[Passage fourni]

Types
On nomme les strabismes en fonction du sens de la déviation des axes visuels : convergents, divergents ou verticaux.
Le strabisme de l'enfant (enfant qui «louche») est très majoritairement un strabisme convergent apparaissant de la naissance à l'age de 5 ou 6 ans. Les strabismes divergents sont souvent d'apparition plus tardives (entre 6 et 10 ans). Le strabisme perturbe la vision et son développement.
Phénomène sensoriel
Ce strabisme permanent entraîne une diplopie : l'enfant voit double. Pour remédier à ce handicap sensoriel, le cerveau neutralise (il « ignore ») l'image fournie par l'un des deux yeux. La conséquence en est une perte de la vision binoculaire et du sens du relief qui est définitive si le strabisme débute dans les premiers mois de vie. La neutralisation peut devenir permanente sur un œil et provoquer une amblyopie. L'œil concerné devient malvoyant si un traitement n'est pas effectué rapidement et l'enfant perd définitivement la vision binoculaire indispensable à la vue tri-dimensionnelle.
Diagnostic
Le strabisme de l'enfant et ses conséquences est un problème auquel doit être attentif le médecin généraliste et le pédiatre afin de le dépister au plus tôt. Le plus souvent, l'enfant est incapable de se plaindre de vision double. C'est le strabisme qui doit alerter les parents. Il est maintenant possible d'apprécier l'acuité visuelle au cours de la première année et un bilan orthoptique réalisé par une orthoptiste sera utile au diagnostic. Le reste du bilan recherche un diagnostic différentiel (ils sont rares) par le fond d'œil :
- rétinoblastome
- cataracte congénitale
Personnalités atteintes de strabisme
Le peintre Rembrandt (1606-1669) a fait de nombreux autoportraits, la quasi-totalité montrant un strabisme divergent.
Jean-Paul Sartre portait un fort strabisme exotropique de l'œil droit.
Le footballeur italien Alberto Aquilani, milieu de terrain du Liverpool FC, est porteur d'un strabisme léger.

[/Passage fourni]
[Informations extraites]

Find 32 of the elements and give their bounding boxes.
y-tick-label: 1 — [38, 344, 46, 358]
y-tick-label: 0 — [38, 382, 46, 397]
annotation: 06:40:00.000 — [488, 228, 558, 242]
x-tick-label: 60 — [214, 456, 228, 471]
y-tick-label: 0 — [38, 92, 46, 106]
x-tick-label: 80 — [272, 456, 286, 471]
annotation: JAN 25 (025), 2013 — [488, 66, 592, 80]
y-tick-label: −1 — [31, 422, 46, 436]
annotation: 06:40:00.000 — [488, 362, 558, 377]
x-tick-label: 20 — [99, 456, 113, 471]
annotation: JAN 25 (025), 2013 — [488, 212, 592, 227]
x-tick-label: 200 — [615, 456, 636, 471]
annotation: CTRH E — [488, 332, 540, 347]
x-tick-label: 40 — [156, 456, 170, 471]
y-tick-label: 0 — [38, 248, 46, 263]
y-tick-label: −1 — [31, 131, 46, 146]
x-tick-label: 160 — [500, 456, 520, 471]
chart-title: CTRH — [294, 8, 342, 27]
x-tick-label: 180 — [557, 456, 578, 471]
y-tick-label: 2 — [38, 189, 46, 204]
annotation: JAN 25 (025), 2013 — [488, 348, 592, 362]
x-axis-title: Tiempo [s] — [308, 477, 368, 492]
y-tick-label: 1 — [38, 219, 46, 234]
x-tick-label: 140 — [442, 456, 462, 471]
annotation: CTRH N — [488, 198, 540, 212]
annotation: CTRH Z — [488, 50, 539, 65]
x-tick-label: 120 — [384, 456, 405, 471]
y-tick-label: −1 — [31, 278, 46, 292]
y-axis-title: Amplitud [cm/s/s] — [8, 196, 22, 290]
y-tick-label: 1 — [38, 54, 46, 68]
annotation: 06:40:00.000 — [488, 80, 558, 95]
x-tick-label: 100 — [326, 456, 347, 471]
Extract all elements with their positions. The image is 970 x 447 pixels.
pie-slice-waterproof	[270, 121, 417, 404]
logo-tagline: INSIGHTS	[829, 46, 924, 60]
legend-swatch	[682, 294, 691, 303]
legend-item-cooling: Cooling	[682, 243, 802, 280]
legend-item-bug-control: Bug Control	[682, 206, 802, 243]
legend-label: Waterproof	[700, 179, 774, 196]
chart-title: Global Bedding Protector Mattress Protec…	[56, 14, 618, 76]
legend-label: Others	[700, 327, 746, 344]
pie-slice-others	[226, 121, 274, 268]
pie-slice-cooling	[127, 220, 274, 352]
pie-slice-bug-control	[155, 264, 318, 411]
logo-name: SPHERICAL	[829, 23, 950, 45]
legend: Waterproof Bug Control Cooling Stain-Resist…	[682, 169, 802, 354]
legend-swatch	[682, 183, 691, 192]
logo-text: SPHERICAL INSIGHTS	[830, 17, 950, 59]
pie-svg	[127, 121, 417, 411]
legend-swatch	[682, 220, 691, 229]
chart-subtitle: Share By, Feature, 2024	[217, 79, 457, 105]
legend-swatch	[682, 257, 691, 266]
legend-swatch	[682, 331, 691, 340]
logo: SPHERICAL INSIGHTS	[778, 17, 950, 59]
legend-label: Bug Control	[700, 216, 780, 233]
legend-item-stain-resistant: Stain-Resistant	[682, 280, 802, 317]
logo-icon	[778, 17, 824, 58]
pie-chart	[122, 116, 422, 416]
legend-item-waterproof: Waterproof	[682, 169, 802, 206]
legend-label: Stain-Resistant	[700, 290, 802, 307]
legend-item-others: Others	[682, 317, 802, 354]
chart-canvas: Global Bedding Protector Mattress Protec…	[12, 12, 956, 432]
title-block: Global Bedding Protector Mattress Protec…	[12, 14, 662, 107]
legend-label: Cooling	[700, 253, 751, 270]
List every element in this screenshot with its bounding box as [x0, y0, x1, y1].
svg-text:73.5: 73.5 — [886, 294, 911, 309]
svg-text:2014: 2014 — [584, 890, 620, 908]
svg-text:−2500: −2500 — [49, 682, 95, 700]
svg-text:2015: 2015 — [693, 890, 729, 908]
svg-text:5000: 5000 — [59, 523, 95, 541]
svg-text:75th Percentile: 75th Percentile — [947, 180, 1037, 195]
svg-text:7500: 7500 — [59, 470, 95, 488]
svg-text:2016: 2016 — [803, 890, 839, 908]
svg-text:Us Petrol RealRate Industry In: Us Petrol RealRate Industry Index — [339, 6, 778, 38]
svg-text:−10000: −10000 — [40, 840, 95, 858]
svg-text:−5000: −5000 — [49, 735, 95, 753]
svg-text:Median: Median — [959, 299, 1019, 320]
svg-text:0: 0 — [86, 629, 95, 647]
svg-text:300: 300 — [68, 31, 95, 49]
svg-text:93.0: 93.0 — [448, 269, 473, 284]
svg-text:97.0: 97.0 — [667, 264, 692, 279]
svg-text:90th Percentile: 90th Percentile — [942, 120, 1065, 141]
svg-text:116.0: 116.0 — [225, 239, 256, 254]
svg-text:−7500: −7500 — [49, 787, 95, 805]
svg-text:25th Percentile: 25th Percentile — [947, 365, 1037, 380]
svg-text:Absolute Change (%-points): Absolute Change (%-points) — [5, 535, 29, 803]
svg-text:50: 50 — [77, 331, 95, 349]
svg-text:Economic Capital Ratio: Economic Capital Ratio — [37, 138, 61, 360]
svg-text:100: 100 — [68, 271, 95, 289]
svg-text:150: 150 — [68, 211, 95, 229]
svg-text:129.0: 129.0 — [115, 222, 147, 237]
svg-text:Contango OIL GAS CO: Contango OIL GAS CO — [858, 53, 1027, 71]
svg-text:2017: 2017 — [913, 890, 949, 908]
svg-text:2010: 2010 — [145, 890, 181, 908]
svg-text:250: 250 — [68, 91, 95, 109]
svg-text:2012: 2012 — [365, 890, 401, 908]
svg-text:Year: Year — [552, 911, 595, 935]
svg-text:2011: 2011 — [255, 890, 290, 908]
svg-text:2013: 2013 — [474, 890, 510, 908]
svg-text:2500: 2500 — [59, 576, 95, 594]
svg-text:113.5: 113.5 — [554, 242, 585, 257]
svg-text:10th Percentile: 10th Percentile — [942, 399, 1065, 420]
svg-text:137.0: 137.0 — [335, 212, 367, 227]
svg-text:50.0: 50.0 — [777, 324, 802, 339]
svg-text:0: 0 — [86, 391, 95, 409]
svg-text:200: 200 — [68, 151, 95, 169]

[/Informations extraites]

#### [Activités]
[A] Selon le texte sur le strabisme, à quel âge les strabismes divergents apparaissent-ils souvent ?
[B] Recopiez le texte sur le strabisme depuis « Le strabisme de l'enfant (enfant » jusqu'à « et son développement. » inclus.
Vous n'aurez pas besoin des entrées.

#### [Réponses numérotées]
[A] Entre 6 et 10 ans.

[B]
Le strabisme de l'enfant (enfant qui «louche») est très majoritairement un strabisme convergent apparaissant de la naissance à l'age de 5 ou 6 ans. Les strabismes divergents sont souvent d'apparition plus tardives (entre 6 et 10 ans). Le strabisme perturbe la vision et son développement.